Provided material:
(begin)
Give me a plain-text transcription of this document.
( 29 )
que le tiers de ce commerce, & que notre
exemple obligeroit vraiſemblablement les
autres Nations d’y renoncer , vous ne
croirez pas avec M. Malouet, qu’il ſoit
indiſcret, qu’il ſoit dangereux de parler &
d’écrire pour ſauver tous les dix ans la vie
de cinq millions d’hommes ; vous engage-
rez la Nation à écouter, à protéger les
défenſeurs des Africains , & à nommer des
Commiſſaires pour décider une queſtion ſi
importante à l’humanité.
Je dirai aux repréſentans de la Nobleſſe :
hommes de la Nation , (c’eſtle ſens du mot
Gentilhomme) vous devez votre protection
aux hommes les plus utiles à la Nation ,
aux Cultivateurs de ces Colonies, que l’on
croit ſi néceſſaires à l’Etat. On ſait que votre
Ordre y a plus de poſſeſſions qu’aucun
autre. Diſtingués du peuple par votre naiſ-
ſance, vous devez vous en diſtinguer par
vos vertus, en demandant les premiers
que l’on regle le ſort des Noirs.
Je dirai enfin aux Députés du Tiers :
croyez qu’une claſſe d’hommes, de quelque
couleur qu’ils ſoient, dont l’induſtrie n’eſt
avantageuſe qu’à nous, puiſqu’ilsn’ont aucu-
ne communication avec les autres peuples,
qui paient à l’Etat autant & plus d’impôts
(end)
What to produce: Find the word "hommes" in the entries, and copy every line it shows up in.

Task response:
de cinq millions d’hommes ; vous engage-
hommes de la Nation , (c’eſtle ſens du mot
aux hommes les plus utiles à la Nation ,
croyez qu’une claſſe d’hommes, de quelque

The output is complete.